> [What you are asked to do] Return the lines beginning at the one that contains "Convert this screenshot" and continuing to the end of the entries, including both ends, exactly as written and nothing else.

A run of records:
════════════════════

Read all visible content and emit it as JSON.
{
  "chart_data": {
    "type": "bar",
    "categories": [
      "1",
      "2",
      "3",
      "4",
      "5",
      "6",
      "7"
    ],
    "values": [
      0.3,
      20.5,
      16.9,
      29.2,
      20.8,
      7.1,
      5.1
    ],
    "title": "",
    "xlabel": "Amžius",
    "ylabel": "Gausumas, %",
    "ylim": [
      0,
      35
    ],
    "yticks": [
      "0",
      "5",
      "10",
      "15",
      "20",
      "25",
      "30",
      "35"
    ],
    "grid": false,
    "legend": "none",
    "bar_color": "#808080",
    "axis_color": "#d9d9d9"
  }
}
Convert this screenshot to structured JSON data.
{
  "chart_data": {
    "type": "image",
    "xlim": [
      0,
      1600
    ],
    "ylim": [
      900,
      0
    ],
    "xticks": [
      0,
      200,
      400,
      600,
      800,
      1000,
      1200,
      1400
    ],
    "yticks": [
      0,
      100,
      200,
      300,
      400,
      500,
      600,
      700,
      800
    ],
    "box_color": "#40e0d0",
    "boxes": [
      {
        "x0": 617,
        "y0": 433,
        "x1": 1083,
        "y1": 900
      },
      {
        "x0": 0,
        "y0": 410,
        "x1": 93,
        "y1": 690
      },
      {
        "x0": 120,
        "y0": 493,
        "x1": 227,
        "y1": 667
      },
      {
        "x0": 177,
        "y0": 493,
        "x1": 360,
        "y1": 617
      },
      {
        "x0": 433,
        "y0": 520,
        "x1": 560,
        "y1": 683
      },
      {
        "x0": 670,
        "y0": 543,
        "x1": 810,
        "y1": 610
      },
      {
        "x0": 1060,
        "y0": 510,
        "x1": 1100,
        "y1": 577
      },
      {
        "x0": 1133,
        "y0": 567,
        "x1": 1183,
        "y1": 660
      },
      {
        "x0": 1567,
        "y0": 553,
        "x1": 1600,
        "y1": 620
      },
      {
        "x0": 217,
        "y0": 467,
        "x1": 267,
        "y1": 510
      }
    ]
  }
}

════════════════════

> [Exercise answer]
Convert this screenshot to structured JSON data.
{
  "chart_data": {
    "type": "image",
    "xlim": [
      0,
      1600
    ],
    "ylim": [
      900,
      0
    ],
    "xticks": [
      0,
      200,
      400,
      600,
      800,
      1000,
      1200,
      1400
    ],
    "yticks": [
      0,
      100,
      200,
      300,
      400,
      500,
      600,
      700,
      800
    ],
    "box_color": "#40e0d0",
    "boxes": [
      {
        "x0": 617,
        "y0": 433,
        "x1": 1083,
        "y1": 900
      },
      {
        "x0": 0,
        "y0": 410,
        "x1": 93,
        "y1": 690
      },
      {
        "x0": 120,
        "y0": 493,
        "x1": 227,
        "y1": 667
      },
      {
        "x0": 177,
        "y0": 493,
        "x1": 360,
        "y1": 617
      },
      {
        "x0": 433,
        "y0": 520,
        "x1": 560,
        "y1": 683
      },
      {
        "x0": 670,
        "y0": 543,
        "x1": 810,
        "y1": 610
      },
      {
        "x0": 1060,
        "y0": 510,
        "x1": 1100,
        "y1": 577
      },
      {
        "x0": 1133,
        "y0": 567,
        "x1": 1183,
        "y1": 660
      },
      {
        "x0": 1567,
        "y0": 553,
        "x1": 1600,
        "y1": 620
      },
      {
        "x0": 217,
        "y0": 467,
        "x1": 267,
        "y1": 510
      }
    ]
  }
}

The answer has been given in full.